▸ **Short exercise**
Answer with one number: the count of lines in this material that hold the word "peut".

▸ **Data records**
▼

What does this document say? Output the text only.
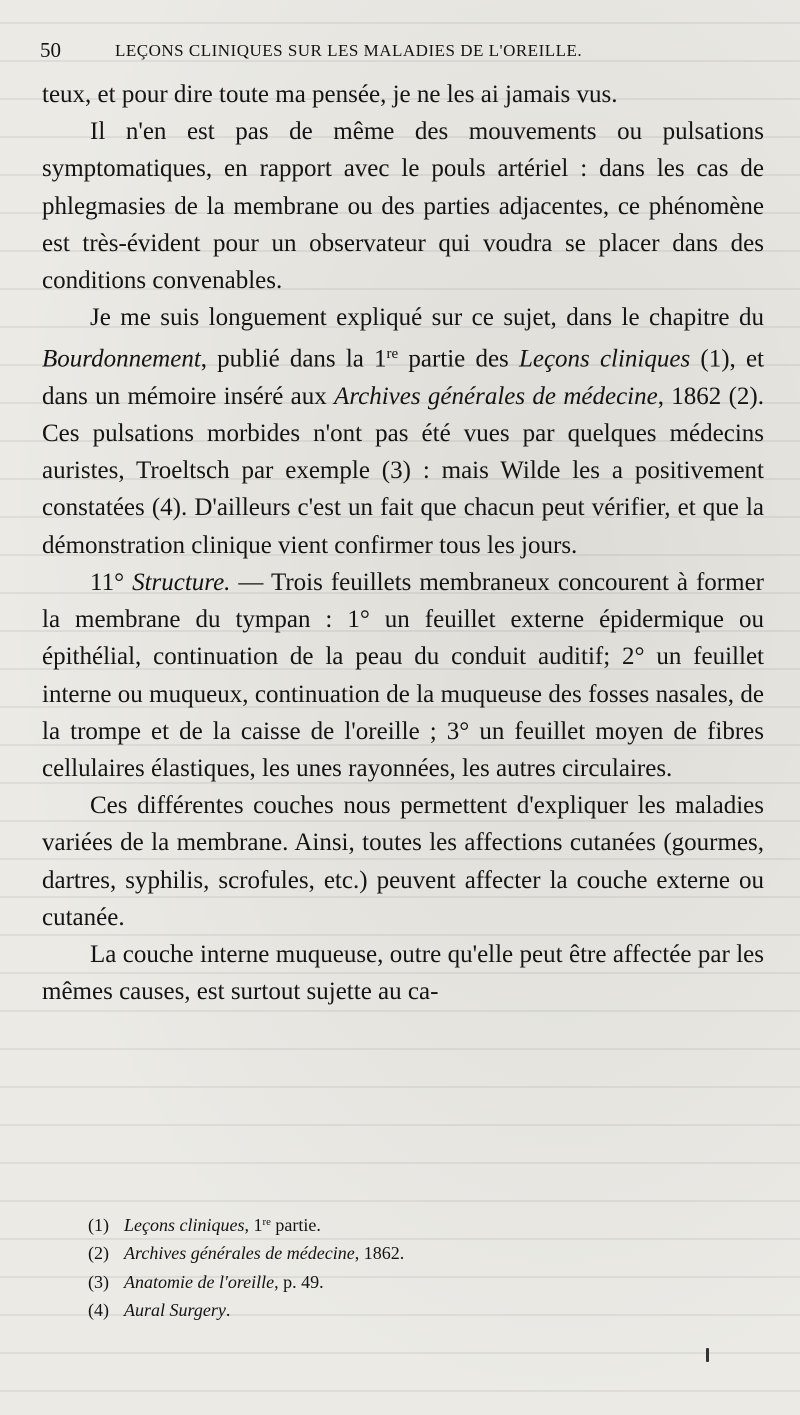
50	LEÇONS CLINIQUES SUR LES MALADIES DE L'OREILLE.

teux, et pour dire toute ma pensée, je ne les ai jamais vus.

Il n'en est pas de même des mouvements ou pulsations symptomatiques, en rapport avec le pouls artériel : dans les cas de phlegmasies de la membrane ou des parties adjacentes, ce phénomène est très-évident pour un observateur qui voudra se placer dans des conditions convenables.

Je me suis longuement expliqué sur ce sujet, dans le chapitre du Bourdonnement, publié dans la 1re partie des Leçons cliniques (1), et dans un mémoire inséré aux Archives générales de médecine, 1862 (2). Ces pulsations morbides n'ont pas été vues par quelques médecins auristes, Troeltsch par exemple (3) : mais Wilde les a positivement constatées (4). D'ailleurs c'est un fait que chacun peut vérifier, et que la démonstration clinique vient confirmer tous les jours.

11° Structure. — Trois feuillets membraneux concourent à former la membrane du tympan : 1° un feuillet externe épidermique ou épithélial, continuation de la peau du conduit auditif; 2° un feuillet interne ou muqueux, continuation de la muqueuse des fosses nasales, de la trompe et de la caisse de l'oreille ; 3° un feuillet moyen de fibres cellulaires élastiques, les unes rayonnées, les autres circulaires.

Ces différentes couches nous permettent d'expliquer les maladies variées de la membrane. Ainsi, toutes les affections cutanées (gourmes, dartres, syphilis, scrofules, etc.) peuvent affecter la couche externe ou cutanée.

La couche interne muqueuse, outre qu'elle peut être affectée par les mêmes causes, est surtout sujette au ca-

(1) Leçons cliniques, 1re partie.
(2) Archives générales de médecine, 1862.
(3) Anatomie de l'oreille, p. 49.
(4) Aural Surgery.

▲

▸ **Result of this exercise**
2